EXCERPTED TEXT |
========

Walt Whitman, women, himself, and the world

I’m doing this free, online, short course on Walt Whitman and his Leaves of Grass, led by Professor Elisa New of Harvard University. (https://courses.edx.org/courses/HarvardX/AI12.2x/2013)

 Walt Whitman (1819-1892), age 37, frontispiece to Leaves of grass, Fulton St., Brooklyn, N.Y., 1855, steel engraving by Samuel Hollyer from a lost daguerreotype by Gabriel Harrison.

Walt Whitman (1819-1892), age 37, frontispiece to Leaves of grass, Fulton St., Brooklyn, N.Y., 1855, steel engraving by Samuel Hollyer from a lost daguerreotype by Gabriel Harrison.

Leaves of Grass, for those not familiar with it, is a long poem, or collection of poems, that Whitman worked on over many decades during the second half of the nineteenth century. It’s an exuberant epic of a growing America, its body of people, the body of the writer and the places, urban and rural, that all inhabit.

========

DATA EXCERPT |
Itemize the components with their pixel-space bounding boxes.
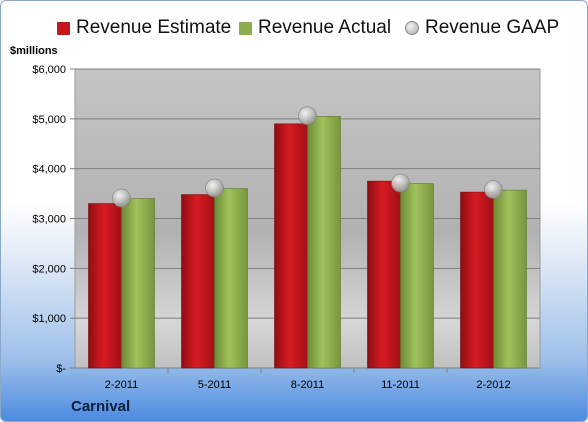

========

CHALLENGE A |
Answer these from the Whitman post, one line each, marking your answers (i), (ii), (iii):
(i) Who leads the course the writer is taking?
(ii) Who made the steel engraving used as the 1855 frontispiece?
(iii) Over what span of time did Whitman work on Leaves of Grass?
CHALLENGE B |
Reproduce the Whitman post between "Leaves of Grass, for" and "that all inhabit.", inclusive.
CHALLENGE C |
Carry on the Whitman post from the point where it stops.

RIGHT ANSWER A |
(i) Professor Elisa New of Harvard University.
(ii) Samuel Hollyer.
(iii) Over many decades during the second half of the nineteenth century.

RIGHT ANSWER B |
Leaves of Grass, for those not familiar with it, is a long poem, or collection of poems, that Whitman worked on over many decades during the second half of the nineteenth century. It’s an exuberant epic of a growing America, its body of people, the body of the writer and the places, urban and rural, that all inhabit.

RIGHT ANSWER C |
A surprise, when I began reading in preparation for the beginning of the course, was the way he specifically includes women, as in, “And I will show of male and female that either is but the equal of the other.” This seems remarkable to me from a book that was first published in 1855. One other example:

I am the poet of the woman the same as the man.
And I say it is as great to be a woman as to be a man,

Although it goes on to refer to “the mother of men” women in these two lines are neither subsumed nor lesser.

The title page of the second-hand copy of Leaves of Grass I bought.

The title page of the second-hand copy of Leaves of Grass I bought.

Another surprise is the vehement enthusiasm he has for the physical world, the present and the future, humanity and his own body. (Wikepedia says, somewhat coyly, that “there is disagreement among biographers as to whether Whitman had actual sexual experiences with men.”) This is a poet who throws himself at and into the world and revels in his own body in ways that seem home-erotic to me.

In the fifty-second and final part of the poem “Song of Myself” is the line, “I sound my barbaric yawp over the the roofs of the world.” And nobody will, or does, stop and tame him, not in the lines of the poems, anyway.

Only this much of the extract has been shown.